**Challenge**
Which lines contain the string "closure"? Please list every one of them.

*****

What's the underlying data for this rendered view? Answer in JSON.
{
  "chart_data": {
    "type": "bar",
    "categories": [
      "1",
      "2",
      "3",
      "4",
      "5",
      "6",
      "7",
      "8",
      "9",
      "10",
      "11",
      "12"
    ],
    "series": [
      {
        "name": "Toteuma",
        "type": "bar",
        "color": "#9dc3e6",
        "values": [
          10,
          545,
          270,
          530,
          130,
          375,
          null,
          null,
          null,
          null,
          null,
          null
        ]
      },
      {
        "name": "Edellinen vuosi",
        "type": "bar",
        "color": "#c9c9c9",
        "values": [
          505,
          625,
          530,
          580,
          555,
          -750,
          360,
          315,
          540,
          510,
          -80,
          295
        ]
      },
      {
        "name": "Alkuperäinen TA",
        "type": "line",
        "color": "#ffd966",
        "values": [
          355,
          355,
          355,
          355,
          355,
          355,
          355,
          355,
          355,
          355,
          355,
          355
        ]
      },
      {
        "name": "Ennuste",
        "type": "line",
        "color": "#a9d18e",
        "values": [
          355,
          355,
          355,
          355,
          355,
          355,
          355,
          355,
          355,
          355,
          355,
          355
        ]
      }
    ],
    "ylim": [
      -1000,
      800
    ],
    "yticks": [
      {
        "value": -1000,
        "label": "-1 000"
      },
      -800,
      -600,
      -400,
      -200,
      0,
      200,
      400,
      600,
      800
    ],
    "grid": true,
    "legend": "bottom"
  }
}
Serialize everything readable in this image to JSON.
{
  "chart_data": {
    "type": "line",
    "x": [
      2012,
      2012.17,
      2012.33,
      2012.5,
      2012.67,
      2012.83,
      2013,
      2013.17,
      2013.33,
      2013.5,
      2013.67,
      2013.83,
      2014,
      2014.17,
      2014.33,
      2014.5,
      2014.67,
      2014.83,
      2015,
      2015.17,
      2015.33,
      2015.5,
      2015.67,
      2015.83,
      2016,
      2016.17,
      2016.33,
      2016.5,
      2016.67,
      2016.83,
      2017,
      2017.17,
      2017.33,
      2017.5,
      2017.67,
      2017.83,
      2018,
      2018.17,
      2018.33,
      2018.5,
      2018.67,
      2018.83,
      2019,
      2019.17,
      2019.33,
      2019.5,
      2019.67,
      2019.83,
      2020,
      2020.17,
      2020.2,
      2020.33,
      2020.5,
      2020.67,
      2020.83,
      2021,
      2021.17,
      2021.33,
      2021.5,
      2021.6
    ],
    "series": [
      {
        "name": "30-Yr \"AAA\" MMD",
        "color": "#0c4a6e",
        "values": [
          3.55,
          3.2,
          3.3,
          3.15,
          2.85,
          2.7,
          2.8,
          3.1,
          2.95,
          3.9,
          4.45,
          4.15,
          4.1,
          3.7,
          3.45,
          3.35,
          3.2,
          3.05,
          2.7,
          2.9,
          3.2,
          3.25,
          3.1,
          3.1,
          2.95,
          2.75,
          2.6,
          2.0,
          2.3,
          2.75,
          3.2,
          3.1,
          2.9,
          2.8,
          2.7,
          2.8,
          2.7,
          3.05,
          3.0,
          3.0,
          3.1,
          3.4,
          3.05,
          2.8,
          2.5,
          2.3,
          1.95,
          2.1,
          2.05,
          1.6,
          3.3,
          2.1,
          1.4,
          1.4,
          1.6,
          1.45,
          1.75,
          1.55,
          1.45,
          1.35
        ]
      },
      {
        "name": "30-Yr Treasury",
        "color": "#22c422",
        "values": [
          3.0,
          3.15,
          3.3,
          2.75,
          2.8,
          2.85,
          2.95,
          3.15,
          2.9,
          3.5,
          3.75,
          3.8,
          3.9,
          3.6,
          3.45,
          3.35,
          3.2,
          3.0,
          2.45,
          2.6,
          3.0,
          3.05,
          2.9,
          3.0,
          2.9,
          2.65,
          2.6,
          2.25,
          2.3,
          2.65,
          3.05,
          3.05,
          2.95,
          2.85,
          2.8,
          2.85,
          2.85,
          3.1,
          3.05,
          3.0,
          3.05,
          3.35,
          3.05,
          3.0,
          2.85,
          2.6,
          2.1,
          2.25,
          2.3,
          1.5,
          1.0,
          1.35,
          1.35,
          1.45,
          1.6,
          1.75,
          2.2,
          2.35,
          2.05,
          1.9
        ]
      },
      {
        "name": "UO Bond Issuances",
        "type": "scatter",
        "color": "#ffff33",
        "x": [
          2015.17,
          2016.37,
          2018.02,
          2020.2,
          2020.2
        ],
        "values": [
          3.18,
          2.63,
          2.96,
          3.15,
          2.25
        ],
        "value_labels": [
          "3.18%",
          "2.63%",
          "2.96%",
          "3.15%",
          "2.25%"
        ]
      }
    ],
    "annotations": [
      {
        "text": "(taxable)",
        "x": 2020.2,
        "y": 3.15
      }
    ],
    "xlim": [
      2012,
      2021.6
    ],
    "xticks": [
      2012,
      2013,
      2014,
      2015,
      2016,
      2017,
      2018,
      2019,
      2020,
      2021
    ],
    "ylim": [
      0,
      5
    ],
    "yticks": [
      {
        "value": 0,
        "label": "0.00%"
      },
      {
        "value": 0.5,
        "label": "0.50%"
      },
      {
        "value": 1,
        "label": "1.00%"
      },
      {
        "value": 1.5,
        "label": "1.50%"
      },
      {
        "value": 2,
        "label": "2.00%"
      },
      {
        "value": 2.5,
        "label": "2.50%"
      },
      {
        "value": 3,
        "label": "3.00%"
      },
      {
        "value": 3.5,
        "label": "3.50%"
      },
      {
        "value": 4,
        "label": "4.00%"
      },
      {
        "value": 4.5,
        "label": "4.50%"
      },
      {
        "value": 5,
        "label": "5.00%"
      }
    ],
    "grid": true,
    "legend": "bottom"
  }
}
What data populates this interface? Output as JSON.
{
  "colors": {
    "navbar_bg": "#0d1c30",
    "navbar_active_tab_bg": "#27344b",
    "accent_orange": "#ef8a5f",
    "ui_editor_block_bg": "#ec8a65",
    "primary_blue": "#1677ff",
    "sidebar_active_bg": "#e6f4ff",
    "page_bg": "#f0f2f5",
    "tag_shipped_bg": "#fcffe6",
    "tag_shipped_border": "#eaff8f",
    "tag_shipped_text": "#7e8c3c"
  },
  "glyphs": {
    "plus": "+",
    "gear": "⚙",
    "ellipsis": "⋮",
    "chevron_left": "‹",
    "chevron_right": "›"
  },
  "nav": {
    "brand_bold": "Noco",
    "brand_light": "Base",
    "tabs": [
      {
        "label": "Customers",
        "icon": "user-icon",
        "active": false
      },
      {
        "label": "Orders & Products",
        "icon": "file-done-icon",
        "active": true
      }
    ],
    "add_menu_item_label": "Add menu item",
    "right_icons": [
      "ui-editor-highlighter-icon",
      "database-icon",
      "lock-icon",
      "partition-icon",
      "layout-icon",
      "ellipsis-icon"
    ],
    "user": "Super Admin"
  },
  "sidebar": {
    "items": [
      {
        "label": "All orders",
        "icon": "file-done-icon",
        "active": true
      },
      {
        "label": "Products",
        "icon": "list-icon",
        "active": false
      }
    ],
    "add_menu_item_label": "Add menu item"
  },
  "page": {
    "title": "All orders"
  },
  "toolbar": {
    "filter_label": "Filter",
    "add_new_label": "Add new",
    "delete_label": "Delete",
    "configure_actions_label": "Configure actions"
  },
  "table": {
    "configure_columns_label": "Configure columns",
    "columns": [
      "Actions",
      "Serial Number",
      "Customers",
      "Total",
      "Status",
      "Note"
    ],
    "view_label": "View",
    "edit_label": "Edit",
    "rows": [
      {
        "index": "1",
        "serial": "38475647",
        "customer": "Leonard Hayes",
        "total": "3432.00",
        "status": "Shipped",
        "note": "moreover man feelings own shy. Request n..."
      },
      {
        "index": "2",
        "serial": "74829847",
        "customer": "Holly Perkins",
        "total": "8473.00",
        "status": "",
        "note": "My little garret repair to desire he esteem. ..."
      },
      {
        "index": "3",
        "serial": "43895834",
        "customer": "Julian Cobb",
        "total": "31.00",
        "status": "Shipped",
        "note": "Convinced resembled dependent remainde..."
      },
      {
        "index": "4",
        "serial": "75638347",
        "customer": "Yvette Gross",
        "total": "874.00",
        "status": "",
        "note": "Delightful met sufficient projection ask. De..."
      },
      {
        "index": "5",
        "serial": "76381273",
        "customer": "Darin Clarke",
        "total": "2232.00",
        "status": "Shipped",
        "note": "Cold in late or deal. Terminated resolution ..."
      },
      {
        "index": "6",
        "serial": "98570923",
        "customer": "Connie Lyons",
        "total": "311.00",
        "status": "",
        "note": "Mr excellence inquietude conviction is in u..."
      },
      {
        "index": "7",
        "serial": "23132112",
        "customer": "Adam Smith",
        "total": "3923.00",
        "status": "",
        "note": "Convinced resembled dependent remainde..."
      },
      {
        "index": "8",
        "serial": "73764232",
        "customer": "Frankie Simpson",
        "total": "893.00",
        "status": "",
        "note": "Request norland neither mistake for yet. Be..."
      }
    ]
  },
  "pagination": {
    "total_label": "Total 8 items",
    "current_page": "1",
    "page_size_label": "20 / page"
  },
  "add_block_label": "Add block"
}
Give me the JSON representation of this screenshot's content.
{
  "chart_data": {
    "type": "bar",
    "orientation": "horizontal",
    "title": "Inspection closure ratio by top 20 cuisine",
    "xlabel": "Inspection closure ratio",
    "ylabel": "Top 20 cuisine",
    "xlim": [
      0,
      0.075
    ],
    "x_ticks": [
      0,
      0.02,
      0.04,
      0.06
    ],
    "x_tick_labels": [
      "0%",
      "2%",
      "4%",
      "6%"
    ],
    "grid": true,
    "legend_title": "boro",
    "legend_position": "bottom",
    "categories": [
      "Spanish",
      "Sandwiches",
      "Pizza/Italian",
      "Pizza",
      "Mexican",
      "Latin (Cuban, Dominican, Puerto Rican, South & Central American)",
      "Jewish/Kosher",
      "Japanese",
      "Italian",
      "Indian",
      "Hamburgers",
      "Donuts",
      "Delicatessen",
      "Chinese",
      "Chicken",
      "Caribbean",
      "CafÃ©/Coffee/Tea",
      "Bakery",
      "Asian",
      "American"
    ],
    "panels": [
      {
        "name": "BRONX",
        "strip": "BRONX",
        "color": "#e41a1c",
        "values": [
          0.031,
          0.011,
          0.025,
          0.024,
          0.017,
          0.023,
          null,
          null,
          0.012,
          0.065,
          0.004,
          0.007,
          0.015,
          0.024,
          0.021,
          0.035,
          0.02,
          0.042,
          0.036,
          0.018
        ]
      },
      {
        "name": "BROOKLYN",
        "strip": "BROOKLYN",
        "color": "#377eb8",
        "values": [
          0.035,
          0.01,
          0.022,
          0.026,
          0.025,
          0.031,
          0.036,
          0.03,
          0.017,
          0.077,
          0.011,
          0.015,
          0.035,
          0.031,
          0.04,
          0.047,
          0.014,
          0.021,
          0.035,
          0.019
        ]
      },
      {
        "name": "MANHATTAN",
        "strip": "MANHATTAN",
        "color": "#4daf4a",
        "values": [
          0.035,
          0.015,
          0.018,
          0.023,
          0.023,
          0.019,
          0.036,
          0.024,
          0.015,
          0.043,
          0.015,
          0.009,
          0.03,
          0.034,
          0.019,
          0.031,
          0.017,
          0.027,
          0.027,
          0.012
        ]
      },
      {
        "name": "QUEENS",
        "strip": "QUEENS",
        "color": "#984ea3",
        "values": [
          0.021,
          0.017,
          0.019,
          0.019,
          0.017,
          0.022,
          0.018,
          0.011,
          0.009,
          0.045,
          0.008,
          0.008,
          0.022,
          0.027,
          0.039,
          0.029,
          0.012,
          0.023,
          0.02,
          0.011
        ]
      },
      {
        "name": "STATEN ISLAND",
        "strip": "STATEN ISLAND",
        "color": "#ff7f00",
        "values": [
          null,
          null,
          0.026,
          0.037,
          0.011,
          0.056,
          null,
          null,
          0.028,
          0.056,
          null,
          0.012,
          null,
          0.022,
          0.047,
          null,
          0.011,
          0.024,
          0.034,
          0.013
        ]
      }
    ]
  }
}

*****

**Output for this exercise**
    "title": "Inspection closure ratio by top 20 cuisine",
    "xlabel": "Inspection closure ratio",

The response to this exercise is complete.